- Instructions for the task -
Write the data out again, character for character, with no images.

BEGIN Entries

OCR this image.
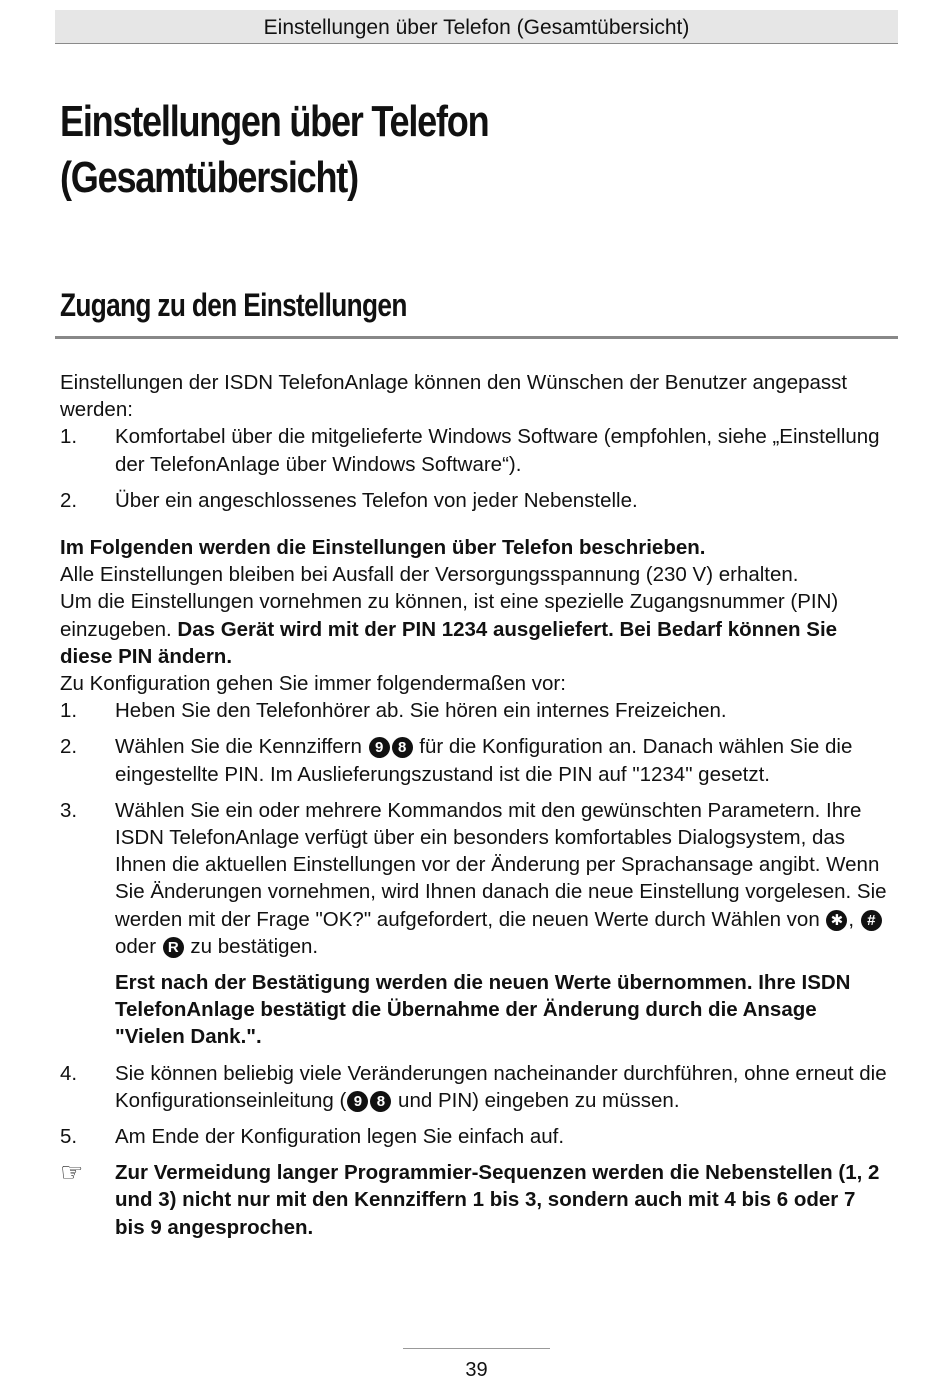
Einstellungen über Telefon (Gesamtübersicht)
Einstellungen über Telefon
(Gesamtübersicht)
Zugang zu den Einstellungen

Einstellungen der ISDN TelefonAnlage können den Wünschen der Benutzer angepasst werden:

1.	Komfortabel über die mitgelieferte Windows Software (empfohlen, siehe „Einstellung der TelefonAnlage über Windows Software“).
2.	Über ein angeschlossenes Telefon von jeder Nebenstelle.

Im Folgenden werden die Einstellungen über Telefon beschrieben.

Alle Einstellungen bleiben bei Ausfall der Versorgungsspannung (230 V) erhalten.

Um die Einstellungen vornehmen zu können, ist eine spezielle Zugangsnummer (PIN) einzugeben. Das Gerät wird mit der PIN 1234 ausgeliefert. Bei Bedarf können Sie diese PIN ändern.

Zu Konfiguration gehen Sie immer folgendermaßen vor:

1.	Heben Sie den Telefonhörer ab. Sie hören ein internes Freizeichen.
2.	Wählen Sie die Kennziffern 9 8 für die Konfiguration an. Danach wählen Sie die eingestellte PIN. Im Auslieferungszustand ist die PIN auf "1234" gesetzt.
3.	Wählen Sie ein oder mehrere Kommandos mit den gewünschten Parametern. Ihre ISDN TelefonAnlage verfügt über ein besonders komfortables Dialogsystem, das Ihnen die aktuellen Einstellungen vor der Änderung per Sprachansage angibt. Wenn Sie Änderungen vornehmen, wird Ihnen danach die neue Einstellung vorgelesen. Sie werden mit der Frage "OK?" aufgefordert, die neuen Werte durch Wählen von ✱ , # oder R zu bestätigen.

Erst nach der Bestätigung werden die neuen Werte übernommen. Ihre ISDN TelefonAnlage bestätigt die Übernahme der Änderung durch die Ansage "Vielen Dank.".

4.	Sie können beliebig viele Veränderungen nacheinander durchführen, ohne erneut die Konfigurationseinleitung ( 9 8 und PIN) eingeben zu müssen.
5.	Am Ende der Konfiguration legen Sie einfach auf.
☞	Zur Vermeidung langer Programmier-Sequenzen werden die Nebenstellen (1, 2 und 3) nicht nur mit den Kennziffern 1 bis 3, sondern auch mit 4 bis 6 oder 7 bis 9 angesprochen.
39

END Entries

- Full solution -
OCR this image.
Einstellungen über Telefon (Gesamtübersicht)
Einstellungen über Telefon
(Gesamtübersicht)
Zugang zu den Einstellungen

Einstellungen der ISDN TelefonAnlage können den Wünschen der Benutzer angepasst werden:

1.	Komfortabel über die mitgelieferte Windows Software (empfohlen, siehe „Einstellung der TelefonAnlage über Windows Software“).
2.	Über ein angeschlossenes Telefon von jeder Nebenstelle.

Im Folgenden werden die Einstellungen über Telefon beschrieben.

Alle Einstellungen bleiben bei Ausfall der Versorgungsspannung (230 V) erhalten.

Um die Einstellungen vornehmen zu können, ist eine spezielle Zugangsnummer (PIN) einzugeben. Das Gerät wird mit der PIN 1234 ausgeliefert. Bei Bedarf können Sie diese PIN ändern.

Zu Konfiguration gehen Sie immer folgendermaßen vor:

1.	Heben Sie den Telefonhörer ab. Sie hören ein internes Freizeichen.
2.	Wählen Sie die Kennziffern 9 8 für die Konfiguration an. Danach wählen Sie die eingestellte PIN. Im Auslieferungszustand ist die PIN auf "1234" gesetzt.
3.	Wählen Sie ein oder mehrere Kommandos mit den gewünschten Parametern. Ihre ISDN TelefonAnlage verfügt über ein besonders komfortables Dialogsystem, das Ihnen die aktuellen Einstellungen vor der Änderung per Sprachansage angibt. Wenn Sie Änderungen vornehmen, wird Ihnen danach die neue Einstellung vorgelesen. Sie werden mit der Frage "OK?" aufgefordert, die neuen Werte durch Wählen von ✱ , # oder R zu bestätigen.

Erst nach der Bestätigung werden die neuen Werte übernommen. Ihre ISDN TelefonAnlage bestätigt die Übernahme der Änderung durch die Ansage "Vielen Dank.".

4.	Sie können beliebig viele Veränderungen nacheinander durchführen, ohne erneut die Konfigurationseinleitung ( 9 8 und PIN) eingeben zu müssen.
5.	Am Ende der Konfiguration legen Sie einfach auf.
☞	Zur Vermeidung langer Programmier-Sequenzen werden die Nebenstellen (1, 2 und 3) nicht nur mit den Kennziffern 1 bis 3, sondern auch mit 4 bis 6 oder 7 bis 9 angesprochen.
39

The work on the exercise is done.